Data items:
BEGIN

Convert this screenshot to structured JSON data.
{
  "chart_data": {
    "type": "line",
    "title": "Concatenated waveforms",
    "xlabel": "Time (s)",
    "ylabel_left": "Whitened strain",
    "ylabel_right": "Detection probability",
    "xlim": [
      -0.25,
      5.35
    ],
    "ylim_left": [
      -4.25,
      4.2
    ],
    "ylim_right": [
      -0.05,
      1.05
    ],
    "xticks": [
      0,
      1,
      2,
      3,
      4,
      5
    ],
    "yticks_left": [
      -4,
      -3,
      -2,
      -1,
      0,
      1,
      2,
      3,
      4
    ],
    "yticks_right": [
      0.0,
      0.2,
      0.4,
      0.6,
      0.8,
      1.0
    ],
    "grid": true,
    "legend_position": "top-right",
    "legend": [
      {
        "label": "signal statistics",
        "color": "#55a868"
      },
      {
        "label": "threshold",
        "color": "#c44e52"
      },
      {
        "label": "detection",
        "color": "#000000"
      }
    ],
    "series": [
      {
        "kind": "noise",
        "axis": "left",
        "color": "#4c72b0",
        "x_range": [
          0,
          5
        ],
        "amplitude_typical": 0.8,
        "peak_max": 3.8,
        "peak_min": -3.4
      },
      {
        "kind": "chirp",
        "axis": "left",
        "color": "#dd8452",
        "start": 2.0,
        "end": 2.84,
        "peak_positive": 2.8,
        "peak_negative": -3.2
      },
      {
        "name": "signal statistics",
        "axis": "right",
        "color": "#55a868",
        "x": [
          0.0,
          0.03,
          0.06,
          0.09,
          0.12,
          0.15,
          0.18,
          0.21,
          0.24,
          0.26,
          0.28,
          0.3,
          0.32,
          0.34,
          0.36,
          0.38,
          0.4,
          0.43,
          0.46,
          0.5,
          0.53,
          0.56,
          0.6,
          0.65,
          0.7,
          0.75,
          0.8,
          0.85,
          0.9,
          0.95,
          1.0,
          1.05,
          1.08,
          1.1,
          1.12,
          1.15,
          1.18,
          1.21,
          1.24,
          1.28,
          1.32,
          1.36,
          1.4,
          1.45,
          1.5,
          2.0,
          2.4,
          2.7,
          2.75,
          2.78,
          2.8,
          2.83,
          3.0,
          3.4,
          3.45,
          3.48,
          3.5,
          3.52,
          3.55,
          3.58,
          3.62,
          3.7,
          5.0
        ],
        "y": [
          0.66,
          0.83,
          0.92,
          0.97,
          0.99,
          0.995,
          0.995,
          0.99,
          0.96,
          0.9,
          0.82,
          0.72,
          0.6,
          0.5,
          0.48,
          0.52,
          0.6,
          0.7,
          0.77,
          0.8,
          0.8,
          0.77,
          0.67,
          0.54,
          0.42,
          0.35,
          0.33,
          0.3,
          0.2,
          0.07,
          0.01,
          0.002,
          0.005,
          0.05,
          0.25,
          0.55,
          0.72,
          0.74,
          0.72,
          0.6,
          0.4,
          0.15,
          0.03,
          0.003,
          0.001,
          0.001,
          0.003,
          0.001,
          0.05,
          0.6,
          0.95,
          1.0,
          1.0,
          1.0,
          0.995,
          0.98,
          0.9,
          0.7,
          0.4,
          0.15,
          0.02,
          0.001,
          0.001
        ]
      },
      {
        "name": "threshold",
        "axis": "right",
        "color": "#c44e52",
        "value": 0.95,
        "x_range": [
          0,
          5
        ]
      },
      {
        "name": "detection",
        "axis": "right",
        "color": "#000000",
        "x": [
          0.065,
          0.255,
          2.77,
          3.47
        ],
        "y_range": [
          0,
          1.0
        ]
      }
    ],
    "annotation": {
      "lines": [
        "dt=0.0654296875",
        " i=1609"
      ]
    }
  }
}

END

Return all of the above records exactly, leaving no line out.

Convert this screenshot to structured JSON data.
{
  "chart_data": {
    "type": "line",
    "title": "Concatenated waveforms",
    "xlabel": "Time (s)",
    "ylabel_left": "Whitened strain",
    "ylabel_right": "Detection probability",
    "xlim": [
      -0.25,
      5.35
    ],
    "ylim_left": [
      -4.25,
      4.2
    ],
    "ylim_right": [
      -0.05,
      1.05
    ],
    "xticks": [
      0,
      1,
      2,
      3,
      4,
      5
    ],
    "yticks_left": [
      -4,
      -3,
      -2,
      -1,
      0,
      1,
      2,
      3,
      4
    ],
    "yticks_right": [
      0.0,
      0.2,
      0.4,
      0.6,
      0.8,
      1.0
    ],
    "grid": true,
    "legend_position": "top-right",
    "legend": [
      {
        "label": "signal statistics",
        "color": "#55a868"
      },
      {
        "label": "threshold",
        "color": "#c44e52"
      },
      {
        "label": "detection",
        "color": "#000000"
      }
    ],
    "series": [
      {
        "kind": "noise",
        "axis": "left",
        "color": "#4c72b0",
        "x_range": [
          0,
          5
        ],
        "amplitude_typical": 0.8,
        "peak_max": 3.8,
        "peak_min": -3.4
      },
      {
        "kind": "chirp",
        "axis": "left",
        "color": "#dd8452",
        "start": 2.0,
        "end": 2.84,
        "peak_positive": 2.8,
        "peak_negative": -3.2
      },
      {
        "name": "signal statistics",
        "axis": "right",
        "color": "#55a868",
        "x": [
          0.0,
          0.03,
          0.06,
          0.09,
          0.12,
          0.15,
          0.18,
          0.21,
          0.24,
          0.26,
          0.28,
          0.3,
          0.32,
          0.34,
          0.36,
          0.38,
          0.4,
          0.43,
          0.46,
          0.5,
          0.53,
          0.56,
          0.6,
          0.65,
          0.7,
          0.75,
          0.8,
          0.85,
          0.9,
          0.95,
          1.0,
          1.05,
          1.08,
          1.1,
          1.12,
          1.15,
          1.18,
          1.21,
          1.24,
          1.28,
          1.32,
          1.36,
          1.4,
          1.45,
          1.5,
          2.0,
          2.4,
          2.7,
          2.75,
          2.78,
          2.8,
          2.83,
          3.0,
          3.4,
          3.45,
          3.48,
          3.5,
          3.52,
          3.55,
          3.58,
          3.62,
          3.7,
          5.0
        ],
        "y": [
          0.66,
          0.83,
          0.92,
          0.97,
          0.99,
          0.995,
          0.995,
          0.99,
          0.96,
          0.9,
          0.82,
          0.72,
          0.6,
          0.5,
          0.48,
          0.52,
          0.6,
          0.7,
          0.77,
          0.8,
          0.8,
          0.77,
          0.67,
          0.54,
          0.42,
          0.35,
          0.33,
          0.3,
          0.2,
          0.07,
          0.01,
          0.002,
          0.005,
          0.05,
          0.25,
          0.55,
          0.72,
          0.74,
          0.72,
          0.6,
          0.4,
          0.15,
          0.03,
          0.003,
          0.001,
          0.001,
          0.003,
          0.001,
          0.05,
          0.6,
          0.95,
          1.0,
          1.0,
          1.0,
          0.995,
          0.98,
          0.9,
          0.7,
          0.4,
          0.15,
          0.02,
          0.001,
          0.001
        ]
      },
      {
        "name": "threshold",
        "axis": "right",
        "color": "#c44e52",
        "value": 0.95,
        "x_range": [
          0,
          5
        ]
      },
      {
        "name": "detection",
        "axis": "right",
        "color": "#000000",
        "x": [
          0.065,
          0.255,
          2.77,
          3.47
        ],
        "y_range": [
          0,
          1.0
        ]
      }
    ],
    "annotation": {
      "lines": [
        "dt=0.0654296875",
        " i=1609"
      ]
    }
  }
}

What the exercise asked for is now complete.